WHAT IS BEING ASKED:
Give the number of lines that include the word "name", and nothing else.

RECORDS SHOWN:
++++++

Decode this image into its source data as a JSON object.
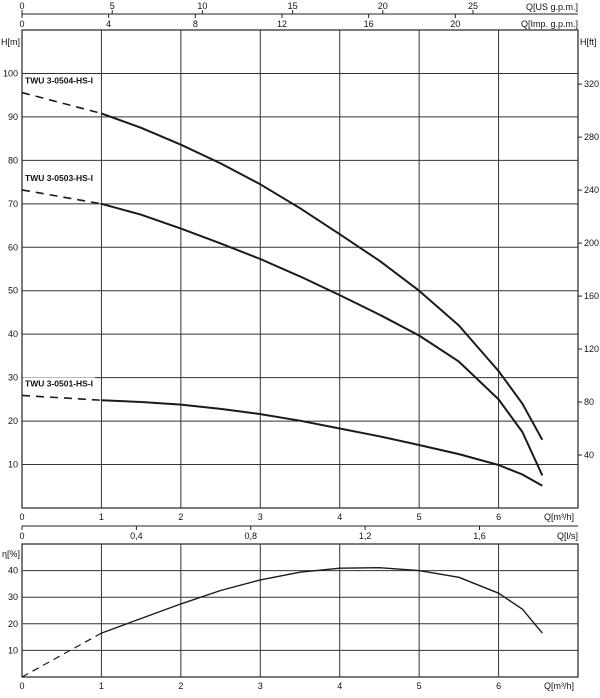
{
  "chart_data": [
    {
      "type": "line",
      "title": "",
      "top_axis_us": {
        "label": "Q[US g.p.m.]",
        "ticks": [
          "0",
          "5",
          "10",
          "15",
          "20",
          "25"
        ],
        "values": [
          0,
          5,
          10,
          15,
          20,
          25
        ]
      },
      "top_axis_imp": {
        "label": "Q[Imp. g.p.m.]",
        "ticks": [
          "0",
          "4",
          "8",
          "12",
          "16",
          "20"
        ],
        "values": [
          0,
          4,
          8,
          12,
          16,
          20
        ]
      },
      "xlabel": "Q[m³/h]",
      "x_ticks": [
        "0",
        "1",
        "2",
        "3",
        "4",
        "5",
        "6"
      ],
      "xlim": [
        0,
        7
      ],
      "ylabel": "H[m]",
      "y_ticks": [
        "10",
        "20",
        "30",
        "40",
        "50",
        "60",
        "70",
        "80",
        "90",
        "100"
      ],
      "ylim": [
        0,
        110
      ],
      "ylabel_right": "H[ft]",
      "y_right_ticks": [
        "40",
        "80",
        "120",
        "160",
        "200",
        "240",
        "280",
        "320"
      ],
      "y_right_values": [
        40,
        80,
        120,
        160,
        200,
        240,
        280,
        320
      ],
      "grid": true,
      "series": [
        {
          "name": "TWU 3-0504-HS-I",
          "x": [
            1,
            1.5,
            2,
            2.5,
            3,
            3.5,
            4,
            4.5,
            5,
            5.5,
            6,
            6.3,
            6.55
          ],
          "y": [
            90.8,
            87.5,
            83.6,
            79.3,
            74.5,
            69,
            63,
            56.9,
            50,
            42,
            31.5,
            24,
            15.7
          ],
          "dashed_start": [
            [
              0,
              95.6
            ],
            [
              1,
              90.8
            ]
          ]
        },
        {
          "name": "TWU 3-0503-HS-I",
          "x": [
            1,
            1.5,
            2,
            2.5,
            3,
            3.5,
            4,
            4.5,
            5,
            5.5,
            6,
            6.3,
            6.55
          ],
          "y": [
            70,
            67.5,
            64.3,
            60.9,
            57.3,
            53.3,
            49,
            44.5,
            39.7,
            33.7,
            25,
            17.5,
            7.5
          ],
          "dashed_start": [
            [
              0,
              73.2
            ],
            [
              1,
              70
            ]
          ]
        },
        {
          "name": "TWU 3-0501-HS-I",
          "x": [
            1,
            1.5,
            2,
            2.5,
            3,
            3.5,
            4,
            4.5,
            5,
            5.5,
            6,
            6.3,
            6.55
          ],
          "y": [
            24.8,
            24.4,
            23.8,
            22.8,
            21.6,
            20.1,
            18.3,
            16.5,
            14.5,
            12.4,
            9.9,
            7.7,
            5.1
          ],
          "dashed_start": [
            [
              0,
              25.9
            ],
            [
              1,
              24.8
            ]
          ]
        }
      ]
    },
    {
      "type": "line",
      "title": "",
      "top_axis": {
        "label": "Q[l/s]",
        "ticks": [
          "0",
          "0,4",
          "0,8",
          "1,2",
          "1,6"
        ],
        "values": [
          0,
          0.4,
          0.8,
          1.2,
          1.6
        ]
      },
      "xlabel": "Q[m³/h]",
      "x_ticks": [
        "0",
        "1",
        "2",
        "3",
        "4",
        "5",
        "6"
      ],
      "xlim": [
        0,
        7
      ],
      "ylabel": "η[%]",
      "y_ticks": [
        "10",
        "20",
        "30",
        "40"
      ],
      "ylim": [
        0,
        50
      ],
      "grid": true,
      "series": [
        {
          "name": "",
          "x": [
            1,
            1.5,
            2,
            2.5,
            3,
            3.5,
            4,
            4.5,
            5,
            5.5,
            6,
            6.3,
            6.55
          ],
          "y": [
            16.5,
            22,
            27.5,
            32.5,
            36.5,
            39.4,
            40.9,
            41.1,
            40,
            37.5,
            31.5,
            25.5,
            16.5
          ],
          "dashed_start": [
            [
              0,
              0
            ],
            [
              1,
              16.5
            ]
          ]
        }
      ]
    }
  ]
}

++++++

CORRECT RESPONSE:
4